**REQUIREMENTS**
Tally up the lines carrying the string "معرض" and respond with only the resulting number.

Dataset rows:

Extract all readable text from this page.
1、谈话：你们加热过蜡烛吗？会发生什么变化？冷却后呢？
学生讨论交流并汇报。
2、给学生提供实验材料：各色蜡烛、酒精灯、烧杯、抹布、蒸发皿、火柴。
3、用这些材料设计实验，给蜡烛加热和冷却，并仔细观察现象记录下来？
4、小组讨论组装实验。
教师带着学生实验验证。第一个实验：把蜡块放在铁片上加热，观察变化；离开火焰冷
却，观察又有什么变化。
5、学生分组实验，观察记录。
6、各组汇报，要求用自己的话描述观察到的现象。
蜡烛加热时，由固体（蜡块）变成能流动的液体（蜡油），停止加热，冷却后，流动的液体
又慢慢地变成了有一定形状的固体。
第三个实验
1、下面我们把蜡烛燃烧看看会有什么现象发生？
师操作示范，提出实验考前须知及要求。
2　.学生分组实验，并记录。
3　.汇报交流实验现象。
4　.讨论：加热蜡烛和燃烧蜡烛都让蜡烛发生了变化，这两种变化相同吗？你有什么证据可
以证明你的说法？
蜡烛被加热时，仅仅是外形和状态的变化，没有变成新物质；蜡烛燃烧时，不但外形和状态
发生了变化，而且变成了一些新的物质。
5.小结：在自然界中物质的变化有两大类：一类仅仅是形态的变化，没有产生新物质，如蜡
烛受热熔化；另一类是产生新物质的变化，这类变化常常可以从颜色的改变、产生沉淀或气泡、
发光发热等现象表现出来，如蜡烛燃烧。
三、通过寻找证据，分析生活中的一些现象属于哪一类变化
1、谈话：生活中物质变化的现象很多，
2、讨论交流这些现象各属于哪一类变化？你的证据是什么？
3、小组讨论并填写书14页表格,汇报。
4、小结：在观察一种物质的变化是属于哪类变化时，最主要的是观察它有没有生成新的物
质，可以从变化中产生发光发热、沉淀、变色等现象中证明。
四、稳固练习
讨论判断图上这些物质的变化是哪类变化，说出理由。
---
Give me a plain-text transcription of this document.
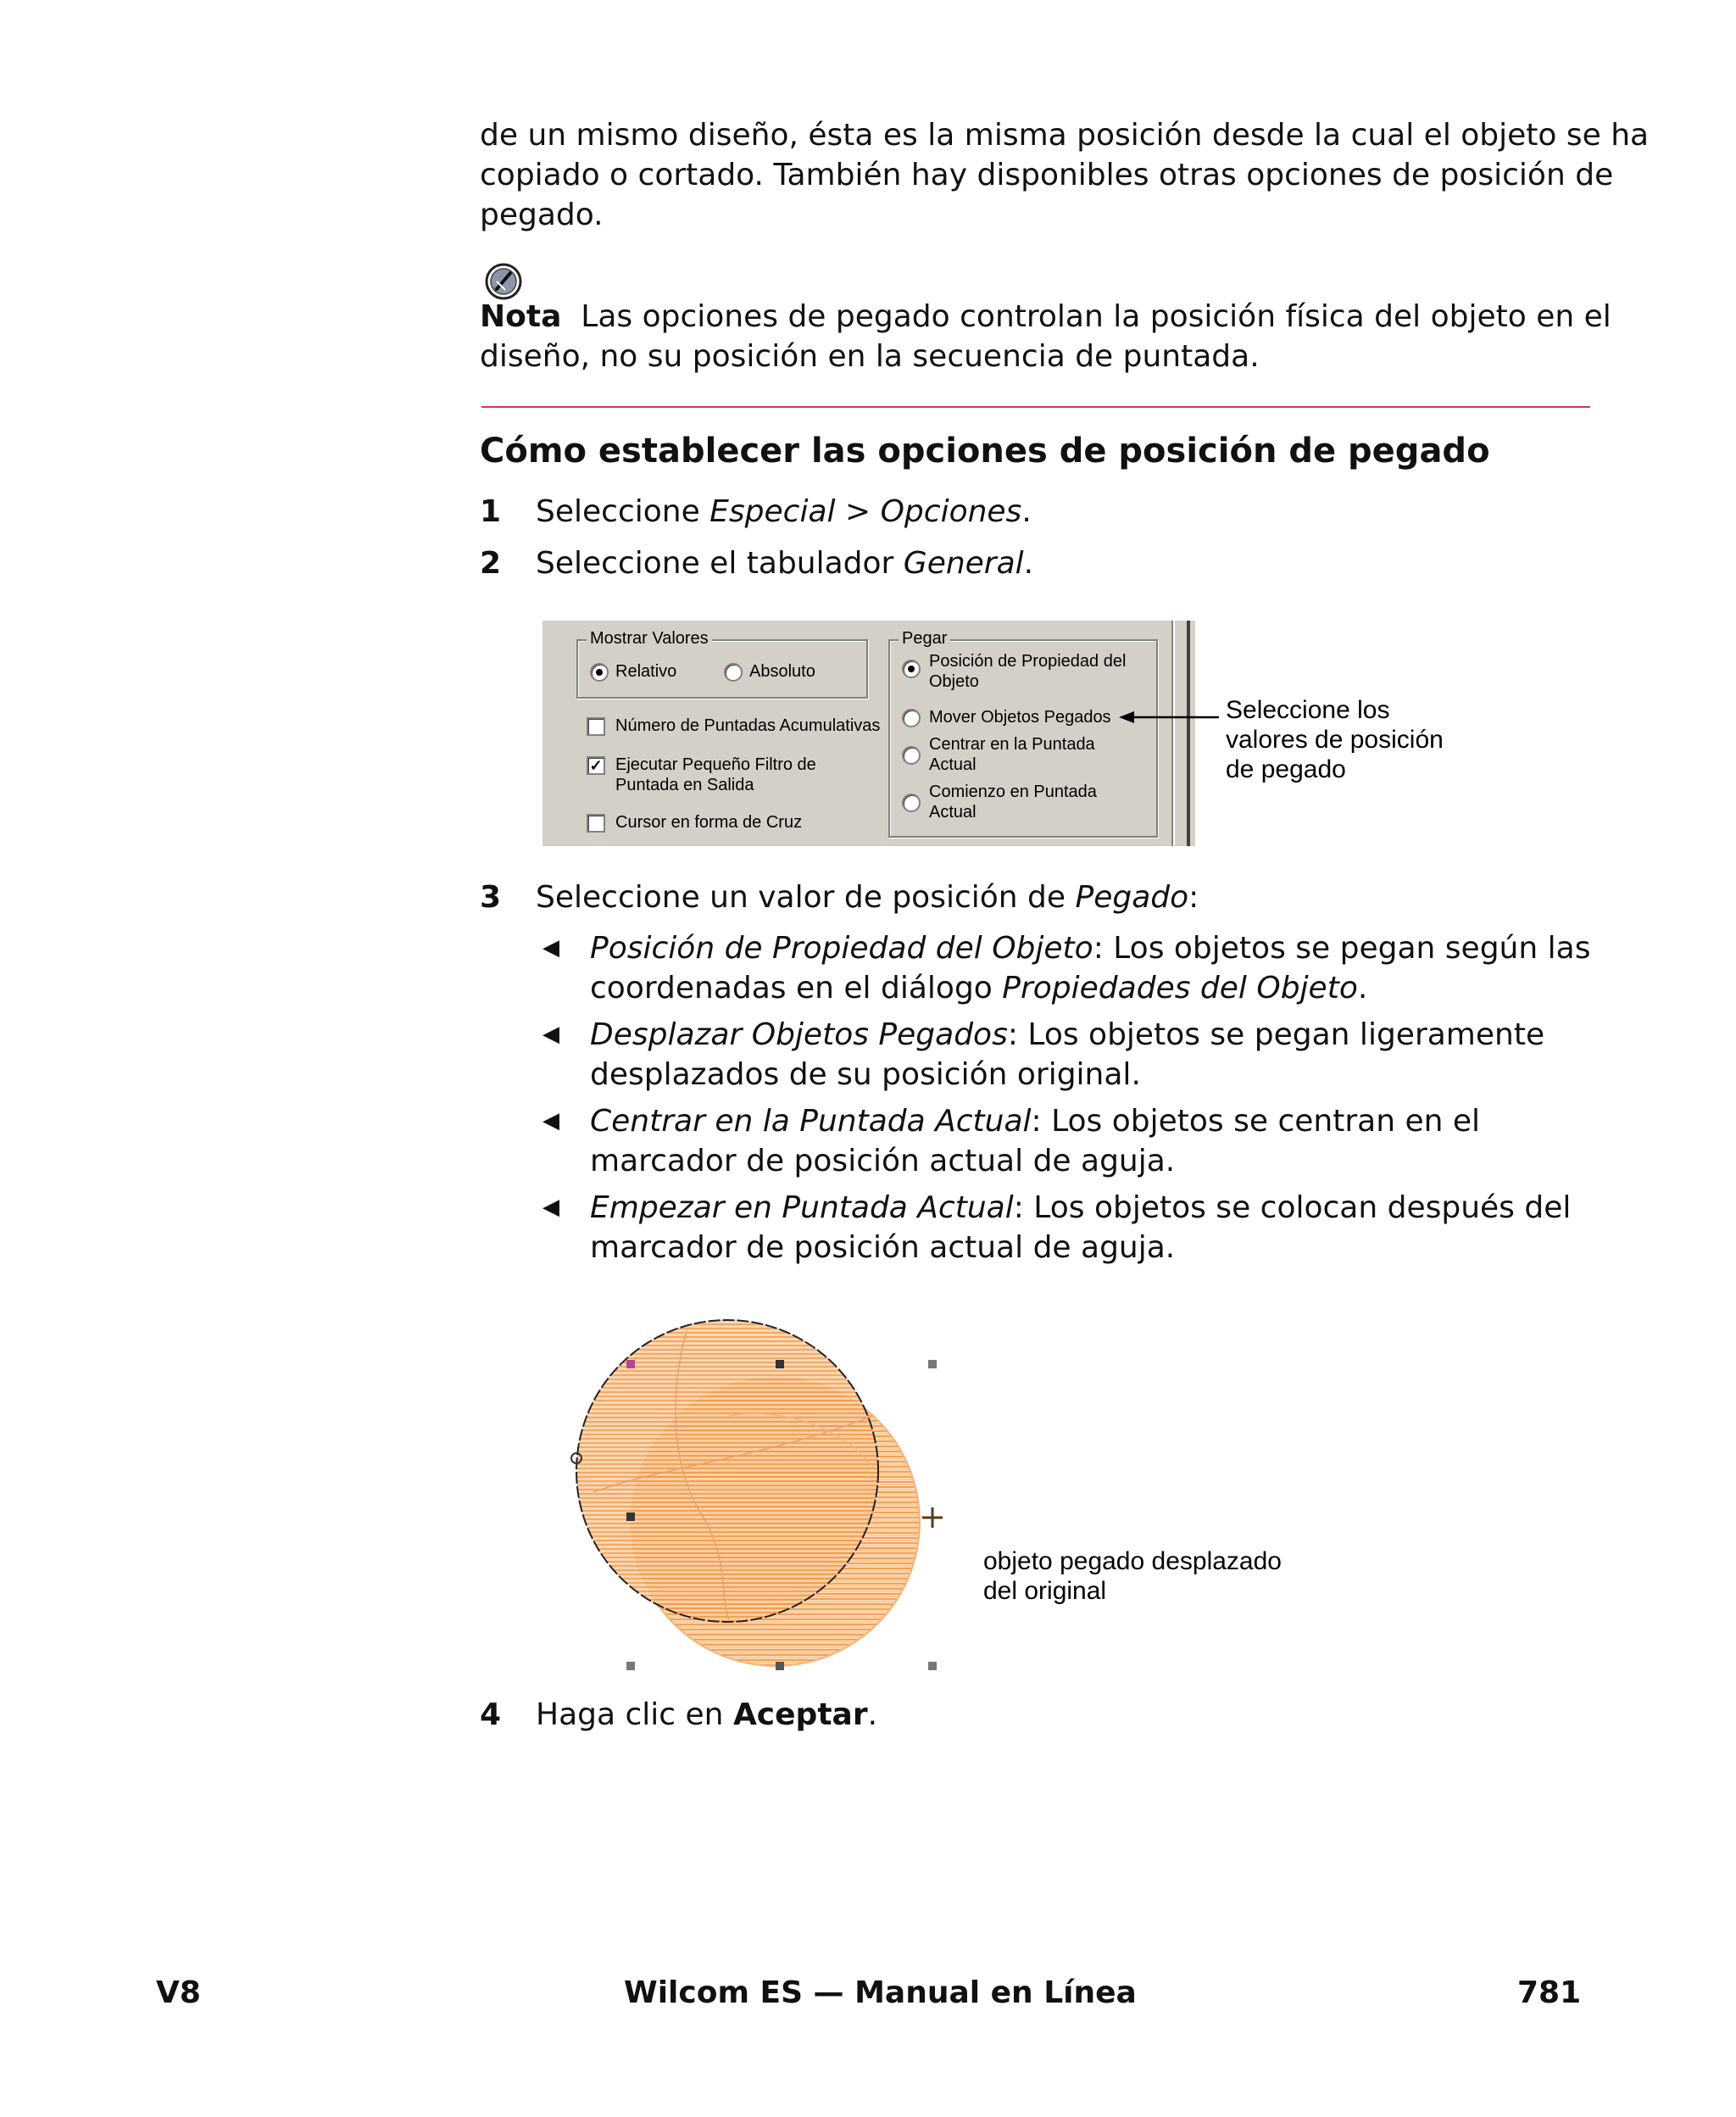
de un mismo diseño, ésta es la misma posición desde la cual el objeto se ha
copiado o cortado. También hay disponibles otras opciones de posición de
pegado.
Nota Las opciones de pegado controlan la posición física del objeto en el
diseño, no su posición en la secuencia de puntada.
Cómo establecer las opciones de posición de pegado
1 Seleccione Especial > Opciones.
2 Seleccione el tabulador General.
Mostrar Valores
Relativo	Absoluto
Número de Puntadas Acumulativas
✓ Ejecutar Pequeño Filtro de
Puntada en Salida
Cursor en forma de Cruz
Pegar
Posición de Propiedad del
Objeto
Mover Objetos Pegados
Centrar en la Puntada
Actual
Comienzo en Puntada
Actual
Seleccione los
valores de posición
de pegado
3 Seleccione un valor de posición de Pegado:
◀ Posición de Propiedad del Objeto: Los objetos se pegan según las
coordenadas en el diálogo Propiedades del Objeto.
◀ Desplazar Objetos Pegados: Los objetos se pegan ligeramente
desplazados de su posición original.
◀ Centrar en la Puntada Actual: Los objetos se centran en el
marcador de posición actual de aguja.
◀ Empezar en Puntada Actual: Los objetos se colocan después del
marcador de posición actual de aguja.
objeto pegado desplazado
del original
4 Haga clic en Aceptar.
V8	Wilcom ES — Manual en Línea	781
--
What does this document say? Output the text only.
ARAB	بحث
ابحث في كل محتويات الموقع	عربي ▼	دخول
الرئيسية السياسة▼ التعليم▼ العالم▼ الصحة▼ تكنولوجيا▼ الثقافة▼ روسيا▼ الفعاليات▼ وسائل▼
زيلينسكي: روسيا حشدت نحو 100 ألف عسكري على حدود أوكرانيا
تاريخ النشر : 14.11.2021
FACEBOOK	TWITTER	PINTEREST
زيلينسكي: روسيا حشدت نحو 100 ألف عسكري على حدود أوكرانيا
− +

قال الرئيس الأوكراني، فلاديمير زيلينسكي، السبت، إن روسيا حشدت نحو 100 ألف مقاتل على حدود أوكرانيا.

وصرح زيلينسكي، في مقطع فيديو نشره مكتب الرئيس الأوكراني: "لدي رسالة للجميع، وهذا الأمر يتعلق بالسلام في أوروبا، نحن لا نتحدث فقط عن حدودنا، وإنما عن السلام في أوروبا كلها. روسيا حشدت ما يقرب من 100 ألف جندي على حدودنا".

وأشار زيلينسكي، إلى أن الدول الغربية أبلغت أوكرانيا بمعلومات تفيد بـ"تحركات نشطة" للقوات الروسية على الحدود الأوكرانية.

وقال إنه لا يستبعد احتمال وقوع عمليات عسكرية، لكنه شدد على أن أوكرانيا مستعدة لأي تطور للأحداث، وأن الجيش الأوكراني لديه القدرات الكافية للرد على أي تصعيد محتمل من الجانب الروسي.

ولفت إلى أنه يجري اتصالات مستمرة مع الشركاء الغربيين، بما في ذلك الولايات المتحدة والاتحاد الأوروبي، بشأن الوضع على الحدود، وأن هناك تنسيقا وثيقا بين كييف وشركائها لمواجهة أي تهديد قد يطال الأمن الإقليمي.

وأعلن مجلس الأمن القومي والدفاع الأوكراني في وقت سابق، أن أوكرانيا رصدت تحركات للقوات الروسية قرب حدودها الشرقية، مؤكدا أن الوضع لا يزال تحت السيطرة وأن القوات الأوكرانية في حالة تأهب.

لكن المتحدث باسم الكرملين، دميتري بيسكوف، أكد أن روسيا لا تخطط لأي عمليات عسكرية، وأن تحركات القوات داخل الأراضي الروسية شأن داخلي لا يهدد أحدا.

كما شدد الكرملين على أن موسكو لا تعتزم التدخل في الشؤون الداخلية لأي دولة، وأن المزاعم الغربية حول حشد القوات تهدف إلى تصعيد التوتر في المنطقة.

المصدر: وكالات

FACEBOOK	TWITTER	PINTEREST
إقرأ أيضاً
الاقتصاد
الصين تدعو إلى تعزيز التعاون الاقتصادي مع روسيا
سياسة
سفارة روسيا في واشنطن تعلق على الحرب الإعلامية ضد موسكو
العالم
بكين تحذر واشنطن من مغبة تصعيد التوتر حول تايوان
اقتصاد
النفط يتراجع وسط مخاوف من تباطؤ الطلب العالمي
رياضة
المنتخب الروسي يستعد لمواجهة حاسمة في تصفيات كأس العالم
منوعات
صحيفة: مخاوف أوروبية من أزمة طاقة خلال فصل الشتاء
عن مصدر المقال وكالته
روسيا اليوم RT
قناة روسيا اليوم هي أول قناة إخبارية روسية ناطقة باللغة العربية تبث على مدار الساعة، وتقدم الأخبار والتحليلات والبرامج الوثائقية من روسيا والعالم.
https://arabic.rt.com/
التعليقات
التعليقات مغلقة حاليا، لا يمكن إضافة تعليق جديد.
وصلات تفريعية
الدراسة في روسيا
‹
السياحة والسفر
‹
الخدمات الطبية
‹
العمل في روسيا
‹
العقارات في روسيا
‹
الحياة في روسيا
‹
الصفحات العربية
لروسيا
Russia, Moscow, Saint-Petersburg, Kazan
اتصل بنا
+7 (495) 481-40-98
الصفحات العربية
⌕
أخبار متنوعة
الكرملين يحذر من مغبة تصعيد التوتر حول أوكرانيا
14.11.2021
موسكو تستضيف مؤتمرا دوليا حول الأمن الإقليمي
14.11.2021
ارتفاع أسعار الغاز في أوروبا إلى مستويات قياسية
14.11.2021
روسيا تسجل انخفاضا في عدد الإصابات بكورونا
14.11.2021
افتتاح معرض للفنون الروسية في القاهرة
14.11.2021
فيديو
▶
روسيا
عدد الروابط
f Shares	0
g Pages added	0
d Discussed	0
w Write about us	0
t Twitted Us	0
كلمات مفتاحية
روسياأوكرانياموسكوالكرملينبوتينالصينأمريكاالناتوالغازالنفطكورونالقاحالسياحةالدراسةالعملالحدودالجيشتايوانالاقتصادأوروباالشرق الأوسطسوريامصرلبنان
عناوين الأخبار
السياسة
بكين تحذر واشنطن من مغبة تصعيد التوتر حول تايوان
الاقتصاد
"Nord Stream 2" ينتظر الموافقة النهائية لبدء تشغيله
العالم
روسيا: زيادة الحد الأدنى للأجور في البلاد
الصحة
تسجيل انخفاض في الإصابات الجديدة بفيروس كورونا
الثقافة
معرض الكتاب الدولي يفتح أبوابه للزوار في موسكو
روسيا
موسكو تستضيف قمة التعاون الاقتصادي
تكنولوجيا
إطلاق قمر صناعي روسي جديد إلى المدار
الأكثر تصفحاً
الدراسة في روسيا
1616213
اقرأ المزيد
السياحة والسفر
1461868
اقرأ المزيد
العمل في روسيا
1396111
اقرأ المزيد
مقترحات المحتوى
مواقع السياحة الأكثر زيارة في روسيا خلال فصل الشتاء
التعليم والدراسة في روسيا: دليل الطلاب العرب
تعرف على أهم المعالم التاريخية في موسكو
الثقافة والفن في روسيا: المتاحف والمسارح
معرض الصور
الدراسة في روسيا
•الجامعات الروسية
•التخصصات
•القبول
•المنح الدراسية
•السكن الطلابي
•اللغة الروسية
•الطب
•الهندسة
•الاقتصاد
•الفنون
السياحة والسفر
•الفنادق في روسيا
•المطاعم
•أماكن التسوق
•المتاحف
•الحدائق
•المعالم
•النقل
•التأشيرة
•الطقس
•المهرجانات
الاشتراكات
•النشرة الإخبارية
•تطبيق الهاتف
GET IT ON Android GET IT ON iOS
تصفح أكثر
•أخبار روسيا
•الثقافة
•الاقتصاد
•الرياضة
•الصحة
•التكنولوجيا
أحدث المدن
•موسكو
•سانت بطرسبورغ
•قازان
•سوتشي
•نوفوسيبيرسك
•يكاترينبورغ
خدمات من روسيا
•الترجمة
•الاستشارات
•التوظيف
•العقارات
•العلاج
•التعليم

**THE RESULT**
3